Say how many lines of the material below contain the word "caption", with no other words.
-- Start --
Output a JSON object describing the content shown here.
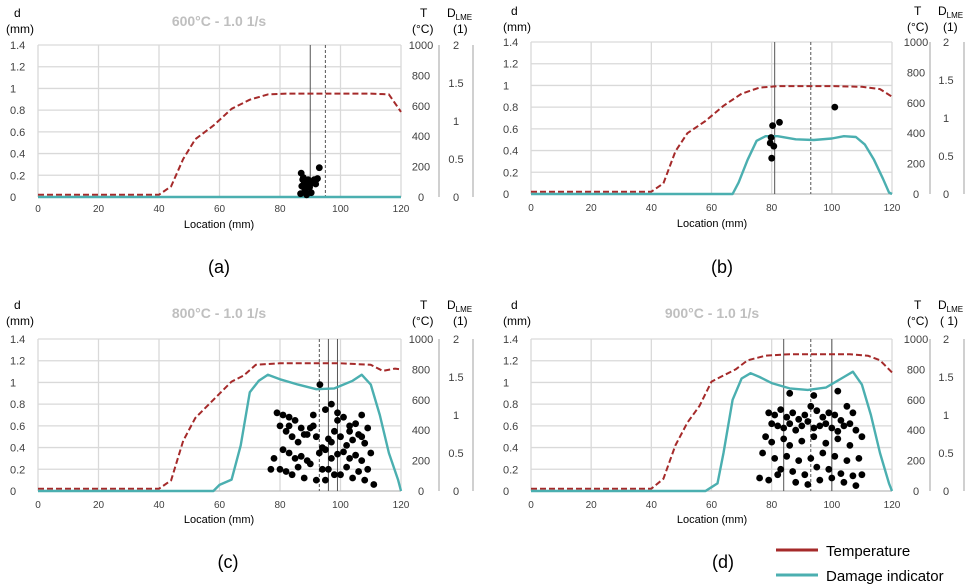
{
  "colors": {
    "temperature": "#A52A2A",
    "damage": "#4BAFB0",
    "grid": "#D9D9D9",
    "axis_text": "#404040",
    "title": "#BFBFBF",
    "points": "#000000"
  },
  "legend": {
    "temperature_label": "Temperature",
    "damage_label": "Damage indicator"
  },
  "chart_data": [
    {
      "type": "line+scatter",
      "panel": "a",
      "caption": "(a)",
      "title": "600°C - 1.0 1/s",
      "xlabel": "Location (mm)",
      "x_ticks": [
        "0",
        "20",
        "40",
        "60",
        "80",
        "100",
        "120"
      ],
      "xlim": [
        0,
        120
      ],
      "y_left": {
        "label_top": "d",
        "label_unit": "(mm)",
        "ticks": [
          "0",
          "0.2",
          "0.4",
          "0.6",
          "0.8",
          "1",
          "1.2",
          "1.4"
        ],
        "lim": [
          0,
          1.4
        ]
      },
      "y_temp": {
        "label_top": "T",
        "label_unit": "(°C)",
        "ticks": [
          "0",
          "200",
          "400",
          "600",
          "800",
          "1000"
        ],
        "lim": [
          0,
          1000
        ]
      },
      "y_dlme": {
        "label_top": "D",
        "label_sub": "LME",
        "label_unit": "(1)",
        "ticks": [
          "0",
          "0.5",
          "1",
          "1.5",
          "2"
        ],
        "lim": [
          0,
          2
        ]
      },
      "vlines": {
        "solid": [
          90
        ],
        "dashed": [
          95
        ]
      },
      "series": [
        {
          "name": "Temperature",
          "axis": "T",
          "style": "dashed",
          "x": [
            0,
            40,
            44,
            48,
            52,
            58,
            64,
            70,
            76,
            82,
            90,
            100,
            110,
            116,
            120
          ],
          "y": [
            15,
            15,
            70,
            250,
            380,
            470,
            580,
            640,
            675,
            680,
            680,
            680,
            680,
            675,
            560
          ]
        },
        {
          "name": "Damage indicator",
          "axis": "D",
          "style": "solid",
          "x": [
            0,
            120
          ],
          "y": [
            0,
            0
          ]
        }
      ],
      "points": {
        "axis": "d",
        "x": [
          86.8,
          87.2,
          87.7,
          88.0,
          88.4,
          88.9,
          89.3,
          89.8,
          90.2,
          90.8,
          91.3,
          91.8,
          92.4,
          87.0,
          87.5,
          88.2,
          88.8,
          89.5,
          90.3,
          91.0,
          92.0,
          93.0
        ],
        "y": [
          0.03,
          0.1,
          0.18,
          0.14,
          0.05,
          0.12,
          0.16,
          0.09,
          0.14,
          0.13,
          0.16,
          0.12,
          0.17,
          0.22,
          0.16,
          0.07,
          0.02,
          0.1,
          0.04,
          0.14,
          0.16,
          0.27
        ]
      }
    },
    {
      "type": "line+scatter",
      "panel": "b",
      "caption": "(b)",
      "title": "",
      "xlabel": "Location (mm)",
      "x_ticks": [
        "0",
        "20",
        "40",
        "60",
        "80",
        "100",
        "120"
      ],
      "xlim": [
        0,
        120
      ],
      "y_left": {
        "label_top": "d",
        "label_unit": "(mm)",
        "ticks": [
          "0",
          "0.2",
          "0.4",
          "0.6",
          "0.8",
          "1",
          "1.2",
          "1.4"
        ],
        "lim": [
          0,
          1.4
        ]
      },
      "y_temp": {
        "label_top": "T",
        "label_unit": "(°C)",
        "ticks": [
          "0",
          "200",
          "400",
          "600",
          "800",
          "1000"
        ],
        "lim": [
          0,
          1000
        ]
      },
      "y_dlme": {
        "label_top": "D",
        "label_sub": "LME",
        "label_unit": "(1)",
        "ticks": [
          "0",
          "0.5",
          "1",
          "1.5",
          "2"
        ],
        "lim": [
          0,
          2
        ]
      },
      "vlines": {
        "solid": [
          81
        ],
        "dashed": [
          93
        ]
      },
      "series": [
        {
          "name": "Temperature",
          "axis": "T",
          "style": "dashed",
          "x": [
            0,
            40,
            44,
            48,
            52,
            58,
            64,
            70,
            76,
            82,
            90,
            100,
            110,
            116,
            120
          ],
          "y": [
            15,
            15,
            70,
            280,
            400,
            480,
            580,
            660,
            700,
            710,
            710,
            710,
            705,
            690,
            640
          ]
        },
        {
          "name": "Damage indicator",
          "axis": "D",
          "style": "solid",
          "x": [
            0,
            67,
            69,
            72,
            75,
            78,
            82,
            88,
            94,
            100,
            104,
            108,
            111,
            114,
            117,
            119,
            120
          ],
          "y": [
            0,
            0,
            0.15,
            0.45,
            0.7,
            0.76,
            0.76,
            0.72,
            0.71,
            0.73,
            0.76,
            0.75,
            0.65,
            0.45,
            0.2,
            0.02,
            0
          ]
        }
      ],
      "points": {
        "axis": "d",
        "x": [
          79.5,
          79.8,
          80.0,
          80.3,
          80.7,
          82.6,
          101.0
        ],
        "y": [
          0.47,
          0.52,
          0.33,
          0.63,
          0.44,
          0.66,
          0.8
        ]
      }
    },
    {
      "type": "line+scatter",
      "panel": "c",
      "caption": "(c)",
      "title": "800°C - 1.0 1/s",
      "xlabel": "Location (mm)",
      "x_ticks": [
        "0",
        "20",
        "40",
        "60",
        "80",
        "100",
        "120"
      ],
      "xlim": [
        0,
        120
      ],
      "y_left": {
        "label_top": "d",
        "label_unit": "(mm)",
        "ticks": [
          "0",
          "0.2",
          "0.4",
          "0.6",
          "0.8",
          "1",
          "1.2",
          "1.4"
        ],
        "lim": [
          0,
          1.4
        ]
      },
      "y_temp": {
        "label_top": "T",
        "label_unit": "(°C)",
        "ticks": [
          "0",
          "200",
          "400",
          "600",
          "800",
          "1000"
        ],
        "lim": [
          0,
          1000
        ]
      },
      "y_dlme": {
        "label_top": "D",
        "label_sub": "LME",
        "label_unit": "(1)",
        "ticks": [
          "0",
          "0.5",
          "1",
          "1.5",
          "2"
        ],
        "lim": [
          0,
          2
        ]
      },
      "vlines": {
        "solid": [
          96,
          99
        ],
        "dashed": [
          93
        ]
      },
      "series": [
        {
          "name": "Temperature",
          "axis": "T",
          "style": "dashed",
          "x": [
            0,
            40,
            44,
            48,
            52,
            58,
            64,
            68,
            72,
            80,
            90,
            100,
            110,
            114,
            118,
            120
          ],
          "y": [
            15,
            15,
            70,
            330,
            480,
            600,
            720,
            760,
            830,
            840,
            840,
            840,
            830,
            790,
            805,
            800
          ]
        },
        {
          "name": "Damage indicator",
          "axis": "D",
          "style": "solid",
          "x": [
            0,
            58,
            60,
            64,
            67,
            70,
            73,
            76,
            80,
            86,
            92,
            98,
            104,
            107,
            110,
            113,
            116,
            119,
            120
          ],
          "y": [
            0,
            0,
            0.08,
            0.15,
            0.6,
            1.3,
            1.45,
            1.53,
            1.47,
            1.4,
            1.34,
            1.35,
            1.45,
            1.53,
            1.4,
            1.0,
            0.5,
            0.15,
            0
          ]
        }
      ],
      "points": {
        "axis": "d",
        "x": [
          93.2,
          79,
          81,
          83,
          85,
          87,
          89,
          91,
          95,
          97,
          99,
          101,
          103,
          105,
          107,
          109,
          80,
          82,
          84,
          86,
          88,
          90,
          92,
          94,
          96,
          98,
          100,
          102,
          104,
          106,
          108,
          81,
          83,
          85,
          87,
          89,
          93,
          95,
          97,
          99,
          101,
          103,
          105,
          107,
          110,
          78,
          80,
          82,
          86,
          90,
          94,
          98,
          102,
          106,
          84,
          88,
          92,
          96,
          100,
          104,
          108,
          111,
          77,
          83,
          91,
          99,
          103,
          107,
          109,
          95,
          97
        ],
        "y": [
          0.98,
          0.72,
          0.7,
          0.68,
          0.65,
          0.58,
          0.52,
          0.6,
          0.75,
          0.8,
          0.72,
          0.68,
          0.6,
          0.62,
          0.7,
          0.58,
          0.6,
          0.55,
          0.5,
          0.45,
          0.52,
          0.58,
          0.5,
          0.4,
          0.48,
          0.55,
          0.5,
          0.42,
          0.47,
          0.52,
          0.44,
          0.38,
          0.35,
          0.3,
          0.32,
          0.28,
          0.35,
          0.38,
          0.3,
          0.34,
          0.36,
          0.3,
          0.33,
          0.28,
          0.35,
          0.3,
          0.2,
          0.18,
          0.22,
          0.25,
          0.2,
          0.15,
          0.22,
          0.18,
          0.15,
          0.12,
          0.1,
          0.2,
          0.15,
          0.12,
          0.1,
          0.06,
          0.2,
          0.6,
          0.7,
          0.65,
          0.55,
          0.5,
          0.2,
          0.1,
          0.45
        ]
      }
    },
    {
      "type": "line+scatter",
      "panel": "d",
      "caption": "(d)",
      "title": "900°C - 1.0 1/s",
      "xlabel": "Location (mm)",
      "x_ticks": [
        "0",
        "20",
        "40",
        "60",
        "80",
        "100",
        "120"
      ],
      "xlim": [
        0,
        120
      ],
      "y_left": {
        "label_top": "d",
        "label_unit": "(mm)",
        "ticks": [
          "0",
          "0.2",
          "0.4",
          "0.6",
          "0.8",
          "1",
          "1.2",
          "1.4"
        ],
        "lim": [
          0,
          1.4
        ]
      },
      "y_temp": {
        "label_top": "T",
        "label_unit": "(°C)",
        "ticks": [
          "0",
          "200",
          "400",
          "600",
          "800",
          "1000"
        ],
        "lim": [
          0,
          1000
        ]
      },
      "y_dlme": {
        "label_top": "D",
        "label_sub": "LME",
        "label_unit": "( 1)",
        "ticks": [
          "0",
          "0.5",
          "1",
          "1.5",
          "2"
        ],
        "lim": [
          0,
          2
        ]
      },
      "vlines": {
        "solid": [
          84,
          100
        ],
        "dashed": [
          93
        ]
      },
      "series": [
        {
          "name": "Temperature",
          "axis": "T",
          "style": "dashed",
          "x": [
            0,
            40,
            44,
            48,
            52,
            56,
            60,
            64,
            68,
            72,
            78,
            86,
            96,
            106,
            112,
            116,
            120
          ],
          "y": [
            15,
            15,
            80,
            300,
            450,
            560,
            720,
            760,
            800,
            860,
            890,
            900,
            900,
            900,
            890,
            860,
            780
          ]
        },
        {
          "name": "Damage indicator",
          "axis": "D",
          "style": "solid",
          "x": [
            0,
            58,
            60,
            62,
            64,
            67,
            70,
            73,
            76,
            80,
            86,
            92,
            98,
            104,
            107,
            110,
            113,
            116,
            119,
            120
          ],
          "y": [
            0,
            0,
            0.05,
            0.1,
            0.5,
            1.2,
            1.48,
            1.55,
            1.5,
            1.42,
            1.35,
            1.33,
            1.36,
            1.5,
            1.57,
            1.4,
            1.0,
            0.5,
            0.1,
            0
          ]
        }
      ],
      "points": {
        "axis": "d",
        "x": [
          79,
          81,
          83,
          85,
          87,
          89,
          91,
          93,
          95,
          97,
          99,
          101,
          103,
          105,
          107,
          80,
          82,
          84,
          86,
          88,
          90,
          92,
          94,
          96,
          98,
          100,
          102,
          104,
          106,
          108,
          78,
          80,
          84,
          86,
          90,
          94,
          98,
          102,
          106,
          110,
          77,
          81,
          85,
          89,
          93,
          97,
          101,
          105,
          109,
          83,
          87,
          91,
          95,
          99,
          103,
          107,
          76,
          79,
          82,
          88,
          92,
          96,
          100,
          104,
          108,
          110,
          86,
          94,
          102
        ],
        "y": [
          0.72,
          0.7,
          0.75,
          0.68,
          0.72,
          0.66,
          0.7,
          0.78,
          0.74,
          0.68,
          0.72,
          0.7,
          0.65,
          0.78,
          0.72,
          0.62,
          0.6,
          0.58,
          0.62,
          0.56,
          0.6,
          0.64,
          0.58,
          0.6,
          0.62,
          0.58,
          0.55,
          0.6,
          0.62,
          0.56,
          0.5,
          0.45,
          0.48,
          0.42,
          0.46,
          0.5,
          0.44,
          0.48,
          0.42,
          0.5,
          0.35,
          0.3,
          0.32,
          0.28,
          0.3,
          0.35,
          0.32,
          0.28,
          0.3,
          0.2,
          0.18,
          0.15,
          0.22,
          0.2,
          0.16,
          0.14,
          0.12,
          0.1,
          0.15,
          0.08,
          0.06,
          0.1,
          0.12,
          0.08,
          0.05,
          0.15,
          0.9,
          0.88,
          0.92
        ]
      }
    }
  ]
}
-- End --
▶ _Written answer_: 4